## begin

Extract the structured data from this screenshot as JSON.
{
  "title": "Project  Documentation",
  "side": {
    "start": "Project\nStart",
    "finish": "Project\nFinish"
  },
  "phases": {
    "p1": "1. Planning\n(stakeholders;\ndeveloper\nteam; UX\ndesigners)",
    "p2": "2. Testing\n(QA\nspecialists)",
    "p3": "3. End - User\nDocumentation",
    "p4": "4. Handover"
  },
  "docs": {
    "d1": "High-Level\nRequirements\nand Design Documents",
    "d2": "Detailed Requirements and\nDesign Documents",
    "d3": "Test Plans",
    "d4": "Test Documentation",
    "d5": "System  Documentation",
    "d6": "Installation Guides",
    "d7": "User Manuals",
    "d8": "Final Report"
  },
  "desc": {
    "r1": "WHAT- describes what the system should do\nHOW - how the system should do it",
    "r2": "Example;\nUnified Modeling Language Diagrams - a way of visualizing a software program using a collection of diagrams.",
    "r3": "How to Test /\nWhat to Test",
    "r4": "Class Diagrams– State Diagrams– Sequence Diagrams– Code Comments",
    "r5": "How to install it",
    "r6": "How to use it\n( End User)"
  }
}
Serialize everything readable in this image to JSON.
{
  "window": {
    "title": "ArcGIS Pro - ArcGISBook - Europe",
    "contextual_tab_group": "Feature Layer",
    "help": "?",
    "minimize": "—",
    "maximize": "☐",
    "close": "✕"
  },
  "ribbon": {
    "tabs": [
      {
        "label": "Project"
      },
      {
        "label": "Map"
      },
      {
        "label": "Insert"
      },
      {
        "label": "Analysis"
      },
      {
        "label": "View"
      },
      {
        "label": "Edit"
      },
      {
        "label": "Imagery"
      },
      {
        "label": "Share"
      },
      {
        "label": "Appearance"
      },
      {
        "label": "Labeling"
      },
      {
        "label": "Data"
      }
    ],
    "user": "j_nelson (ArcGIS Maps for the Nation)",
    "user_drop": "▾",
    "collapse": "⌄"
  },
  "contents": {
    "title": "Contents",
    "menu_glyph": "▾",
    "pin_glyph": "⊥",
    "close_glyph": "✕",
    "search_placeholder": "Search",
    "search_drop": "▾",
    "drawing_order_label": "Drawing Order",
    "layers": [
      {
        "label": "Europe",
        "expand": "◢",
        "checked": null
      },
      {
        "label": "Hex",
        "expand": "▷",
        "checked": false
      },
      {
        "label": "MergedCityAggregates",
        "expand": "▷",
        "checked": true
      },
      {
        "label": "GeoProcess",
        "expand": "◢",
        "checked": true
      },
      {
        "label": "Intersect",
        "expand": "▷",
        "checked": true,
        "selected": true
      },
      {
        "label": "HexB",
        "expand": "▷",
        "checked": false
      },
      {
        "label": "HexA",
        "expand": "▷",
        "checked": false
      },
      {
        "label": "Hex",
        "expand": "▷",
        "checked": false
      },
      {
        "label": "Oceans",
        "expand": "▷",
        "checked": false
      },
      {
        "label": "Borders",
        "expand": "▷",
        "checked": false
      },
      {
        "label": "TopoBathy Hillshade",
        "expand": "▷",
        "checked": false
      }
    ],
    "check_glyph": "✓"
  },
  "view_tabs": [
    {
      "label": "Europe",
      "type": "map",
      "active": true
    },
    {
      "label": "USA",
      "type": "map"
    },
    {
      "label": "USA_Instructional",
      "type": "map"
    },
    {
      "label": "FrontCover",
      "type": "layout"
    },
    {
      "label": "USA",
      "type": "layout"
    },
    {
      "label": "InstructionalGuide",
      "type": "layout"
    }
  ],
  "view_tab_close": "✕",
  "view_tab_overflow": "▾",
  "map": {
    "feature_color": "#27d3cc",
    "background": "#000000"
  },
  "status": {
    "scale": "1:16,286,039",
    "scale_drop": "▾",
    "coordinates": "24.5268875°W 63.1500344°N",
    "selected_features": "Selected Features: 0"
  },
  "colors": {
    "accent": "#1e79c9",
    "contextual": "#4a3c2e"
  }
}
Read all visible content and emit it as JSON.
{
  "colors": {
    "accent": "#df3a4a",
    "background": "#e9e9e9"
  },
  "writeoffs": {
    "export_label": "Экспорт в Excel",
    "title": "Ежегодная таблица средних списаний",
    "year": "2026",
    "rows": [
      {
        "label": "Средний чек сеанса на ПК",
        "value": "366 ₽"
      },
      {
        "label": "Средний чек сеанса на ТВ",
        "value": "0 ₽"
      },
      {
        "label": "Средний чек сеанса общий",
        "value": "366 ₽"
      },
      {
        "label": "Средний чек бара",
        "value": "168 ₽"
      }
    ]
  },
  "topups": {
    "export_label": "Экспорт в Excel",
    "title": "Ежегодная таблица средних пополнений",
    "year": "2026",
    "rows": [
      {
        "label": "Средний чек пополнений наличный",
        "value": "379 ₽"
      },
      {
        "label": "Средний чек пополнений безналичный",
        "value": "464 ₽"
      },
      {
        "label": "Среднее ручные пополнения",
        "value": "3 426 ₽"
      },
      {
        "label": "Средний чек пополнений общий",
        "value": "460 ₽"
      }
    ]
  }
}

## end

THE EXERCISE: Copy out all of the lines above exactly.

FULL ANSWER:
Extract the structured data from this screenshot as JSON.
{
  "title": "Project  Documentation",
  "side": {
    "start": "Project\nStart",
    "finish": "Project\nFinish"
  },
  "phases": {
    "p1": "1. Planning\n(stakeholders;\ndeveloper\nteam; UX\ndesigners)",
    "p2": "2. Testing\n(QA\nspecialists)",
    "p3": "3. End - User\nDocumentation",
    "p4": "4. Handover"
  },
  "docs": {
    "d1": "High-Level\nRequirements\nand Design Documents",
    "d2": "Detailed Requirements and\nDesign Documents",
    "d3": "Test Plans",
    "d4": "Test Documentation",
    "d5": "System  Documentation",
    "d6": "Installation Guides",
    "d7": "User Manuals",
    "d8": "Final Report"
  },
  "desc": {
    "r1": "WHAT- describes what the system should do\nHOW - how the system should do it",
    "r2": "Example;\nUnified Modeling Language Diagrams - a way of visualizing a software program using a collection of diagrams.",
    "r3": "How to Test /\nWhat to Test",
    "r4": "Class Diagrams– State Diagrams– Sequence Diagrams– Code Comments",
    "r5": "How to install it",
    "r6": "How to use it\n( End User)"
  }
}
Serialize everything readable in this image to JSON.
{
  "window": {
    "title": "ArcGIS Pro - ArcGISBook - Europe",
    "contextual_tab_group": "Feature Layer",
    "help": "?",
    "minimize": "—",
    "maximize": "☐",
    "close": "✕"
  },
  "ribbon": {
    "tabs": [
      {
        "label": "Project"
      },
      {
        "label": "Map"
      },
      {
        "label": "Insert"
      },
      {
        "label": "Analysis"
      },
      {
        "label": "View"
      },
      {
        "label": "Edit"
      },
      {
        "label": "Imagery"
      },
      {
        "label": "Share"
      },
      {
        "label": "Appearance"
      },
      {
        "label": "Labeling"
      },
      {
        "label": "Data"
      }
    ],
    "user": "j_nelson (ArcGIS Maps for the Nation)",
    "user_drop": "▾",
    "collapse": "⌄"
  },
  "contents": {
    "title": "Contents",
    "menu_glyph": "▾",
    "pin_glyph": "⊥",
    "close_glyph": "✕",
    "search_placeholder": "Search",
    "search_drop": "▾",
    "drawing_order_label": "Drawing Order",
    "layers": [
      {
        "label": "Europe",
        "expand": "◢",
        "checked": null
      },
      {
        "label": "Hex",
        "expand": "▷",
        "checked": false
      },
      {
        "label": "MergedCityAggregates",
        "expand": "▷",
        "checked": true
      },
      {
        "label": "GeoProcess",
        "expand": "◢",
        "checked": true
      },
      {
        "label": "Intersect",
        "expand": "▷",
        "checked": true,
        "selected": true
      },
      {
        "label": "HexB",
        "expand": "▷",
        "checked": false
      },
      {
        "label": "HexA",
        "expand": "▷",
        "checked": false
      },
      {
        "label": "Hex",
        "expand": "▷",
        "checked": false
      },
      {
        "label": "Oceans",
        "expand": "▷",
        "checked": false
      },
      {
        "label": "Borders",
        "expand": "▷",
        "checked": false
      },
      {
        "label": "TopoBathy Hillshade",
        "expand": "▷",
        "checked": false
      }
    ],
    "check_glyph": "✓"
  },
  "view_tabs": [
    {
      "label": "Europe",
      "type": "map",
      "active": true
    },
    {
      "label": "USA",
      "type": "map"
    },
    {
      "label": "USA_Instructional",
      "type": "map"
    },
    {
      "label": "FrontCover",
      "type": "layout"
    },
    {
      "label": "USA",
      "type": "layout"
    },
    {
      "label": "InstructionalGuide",
      "type": "layout"
    }
  ],
  "view_tab_close": "✕",
  "view_tab_overflow": "▾",
  "map": {
    "feature_color": "#27d3cc",
    "background": "#000000"
  },
  "status": {
    "scale": "1:16,286,039",
    "scale_drop": "▾",
    "coordinates": "24.5268875°W 63.1500344°N",
    "selected_features": "Selected Features: 0"
  },
  "colors": {
    "accent": "#1e79c9",
    "contextual": "#4a3c2e"
  }
}
Read all visible content and emit it as JSON.
{
  "colors": {
    "accent": "#df3a4a",
    "background": "#e9e9e9"
  },
  "writeoffs": {
    "export_label": "Экспорт в Excel",
    "title": "Ежегодная таблица средних списаний",
    "year": "2026",
    "rows": [
      {
        "label": "Средний чек сеанса на ПК",
        "value": "366 ₽"
      },
      {
        "label": "Средний чек сеанса на ТВ",
        "value": "0 ₽"
      },
      {
        "label": "Средний чек сеанса общий",
        "value": "366 ₽"
      },
      {
        "label": "Средний чек бара",
        "value": "168 ₽"
      }
    ]
  },
  "topups": {
    "export_label": "Экспорт в Excel",
    "title": "Ежегодная таблица средних пополнений",
    "year": "2026",
    "rows": [
      {
        "label": "Средний чек пополнений наличный",
        "value": "379 ₽"
      },
      {
        "label": "Средний чек пополнений безналичный",
        "value": "464 ₽"
      },
      {
        "label": "Среднее ручные пополнения",
        "value": "3 426 ₽"
      },
      {
        "label": "Средний чек пополнений общий",
        "value": "460 ₽"
      }
    ]
  }
}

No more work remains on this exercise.